═══ Input data ═══

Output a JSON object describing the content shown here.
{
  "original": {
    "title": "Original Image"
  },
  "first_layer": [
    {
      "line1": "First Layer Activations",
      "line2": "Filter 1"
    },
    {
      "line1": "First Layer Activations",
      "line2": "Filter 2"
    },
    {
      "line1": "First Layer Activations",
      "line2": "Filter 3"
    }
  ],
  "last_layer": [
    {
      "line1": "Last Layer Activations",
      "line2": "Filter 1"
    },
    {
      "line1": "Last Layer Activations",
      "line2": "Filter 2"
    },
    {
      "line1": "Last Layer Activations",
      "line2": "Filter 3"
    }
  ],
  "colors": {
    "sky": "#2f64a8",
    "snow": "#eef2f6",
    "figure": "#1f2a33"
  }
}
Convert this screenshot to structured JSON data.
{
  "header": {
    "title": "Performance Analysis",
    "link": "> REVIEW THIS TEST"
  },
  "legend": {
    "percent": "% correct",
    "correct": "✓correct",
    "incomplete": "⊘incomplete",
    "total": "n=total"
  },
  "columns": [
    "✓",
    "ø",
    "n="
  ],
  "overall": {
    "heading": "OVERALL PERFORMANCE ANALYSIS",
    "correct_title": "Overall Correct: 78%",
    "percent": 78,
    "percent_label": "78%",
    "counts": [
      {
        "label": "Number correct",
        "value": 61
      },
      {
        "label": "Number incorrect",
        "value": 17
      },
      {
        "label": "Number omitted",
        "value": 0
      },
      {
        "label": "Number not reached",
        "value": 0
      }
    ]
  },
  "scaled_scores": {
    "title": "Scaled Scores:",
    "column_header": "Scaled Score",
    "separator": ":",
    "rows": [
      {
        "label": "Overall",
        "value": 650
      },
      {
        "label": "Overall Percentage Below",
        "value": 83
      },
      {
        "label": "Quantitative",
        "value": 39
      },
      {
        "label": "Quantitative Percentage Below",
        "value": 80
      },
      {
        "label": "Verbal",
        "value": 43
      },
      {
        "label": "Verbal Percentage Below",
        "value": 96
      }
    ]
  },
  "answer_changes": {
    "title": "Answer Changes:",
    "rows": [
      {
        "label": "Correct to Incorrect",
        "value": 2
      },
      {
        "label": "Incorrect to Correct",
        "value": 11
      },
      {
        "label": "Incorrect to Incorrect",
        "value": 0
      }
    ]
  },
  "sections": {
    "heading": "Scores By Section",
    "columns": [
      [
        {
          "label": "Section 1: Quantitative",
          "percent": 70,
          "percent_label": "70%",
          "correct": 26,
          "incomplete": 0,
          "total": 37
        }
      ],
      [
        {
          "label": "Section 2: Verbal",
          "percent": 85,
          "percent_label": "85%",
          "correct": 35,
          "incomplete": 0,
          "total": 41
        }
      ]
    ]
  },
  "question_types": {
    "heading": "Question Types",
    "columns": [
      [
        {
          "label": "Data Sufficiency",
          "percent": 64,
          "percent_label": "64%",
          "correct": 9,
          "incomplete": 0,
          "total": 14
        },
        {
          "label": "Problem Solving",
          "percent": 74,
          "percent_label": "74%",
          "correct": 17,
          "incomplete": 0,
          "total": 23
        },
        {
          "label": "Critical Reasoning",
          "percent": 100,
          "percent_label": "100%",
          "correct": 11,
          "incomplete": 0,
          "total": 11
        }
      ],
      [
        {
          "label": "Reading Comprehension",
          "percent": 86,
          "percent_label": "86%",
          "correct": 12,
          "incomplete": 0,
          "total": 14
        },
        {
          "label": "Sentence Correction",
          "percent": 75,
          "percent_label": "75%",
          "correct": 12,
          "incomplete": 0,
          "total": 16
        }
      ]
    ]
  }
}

═══

__Exercise objective__.
Take the listing above and write it out again exactly.

__Solution to the exercise__.
Output a JSON object describing the content shown here.
{
  "original": {
    "title": "Original Image"
  },
  "first_layer": [
    {
      "line1": "First Layer Activations",
      "line2": "Filter 1"
    },
    {
      "line1": "First Layer Activations",
      "line2": "Filter 2"
    },
    {
      "line1": "First Layer Activations",
      "line2": "Filter 3"
    }
  ],
  "last_layer": [
    {
      "line1": "Last Layer Activations",
      "line2": "Filter 1"
    },
    {
      "line1": "Last Layer Activations",
      "line2": "Filter 2"
    },
    {
      "line1": "Last Layer Activations",
      "line2": "Filter 3"
    }
  ],
  "colors": {
    "sky": "#2f64a8",
    "snow": "#eef2f6",
    "figure": "#1f2a33"
  }
}
Convert this screenshot to structured JSON data.
{
  "header": {
    "title": "Performance Analysis",
    "link": "> REVIEW THIS TEST"
  },
  "legend": {
    "percent": "% correct",
    "correct": "✓correct",
    "incomplete": "⊘incomplete",
    "total": "n=total"
  },
  "columns": [
    "✓",
    "ø",
    "n="
  ],
  "overall": {
    "heading": "OVERALL PERFORMANCE ANALYSIS",
    "correct_title": "Overall Correct: 78%",
    "percent": 78,
    "percent_label": "78%",
    "counts": [
      {
        "label": "Number correct",
        "value": 61
      },
      {
        "label": "Number incorrect",
        "value": 17
      },
      {
        "label": "Number omitted",
        "value": 0
      },
      {
        "label": "Number not reached",
        "value": 0
      }
    ]
  },
  "scaled_scores": {
    "title": "Scaled Scores:",
    "column_header": "Scaled Score",
    "separator": ":",
    "rows": [
      {
        "label": "Overall",
        "value": 650
      },
      {
        "label": "Overall Percentage Below",
        "value": 83
      },
      {
        "label": "Quantitative",
        "value": 39
      },
      {
        "label": "Quantitative Percentage Below",
        "value": 80
      },
      {
        "label": "Verbal",
        "value": 43
      },
      {
        "label": "Verbal Percentage Below",
        "value": 96
      }
    ]
  },
  "answer_changes": {
    "title": "Answer Changes:",
    "rows": [
      {
        "label": "Correct to Incorrect",
        "value": 2
      },
      {
        "label": "Incorrect to Correct",
        "value": 11
      },
      {
        "label": "Incorrect to Incorrect",
        "value": 0
      }
    ]
  },
  "sections": {
    "heading": "Scores By Section",
    "columns": [
      [
        {
          "label": "Section 1: Quantitative",
          "percent": 70,
          "percent_label": "70%",
          "correct": 26,
          "incomplete": 0,
          "total": 37
        }
      ],
      [
        {
          "label": "Section 2: Verbal",
          "percent": 85,
          "percent_label": "85%",
          "correct": 35,
          "incomplete": 0,
          "total": 41
        }
      ]
    ]
  },
  "question_types": {
    "heading": "Question Types",
    "columns": [
      [
        {
          "label": "Data Sufficiency",
          "percent": 64,
          "percent_label": "64%",
          "correct": 9,
          "incomplete": 0,
          "total": 14
        },
        {
          "label": "Problem Solving",
          "percent": 74,
          "percent_label": "74%",
          "correct": 17,
          "incomplete": 0,
          "total": 23
        },
        {
          "label": "Critical Reasoning",
          "percent": 100,
          "percent_label": "100%",
          "correct": 11,
          "incomplete": 0,
          "total": 11
        }
      ],
      [
        {
          "label": "Reading Comprehension",
          "percent": 86,
          "percent_label": "86%",
          "correct": 12,
          "incomplete": 0,
          "total": 14
        },
        {
          "label": "Sentence Correction",
          "percent": 75,
          "percent_label": "75%",
          "correct": 12,
          "incomplete": 0,
          "total": 16
        }
      ]
    ]
  }
}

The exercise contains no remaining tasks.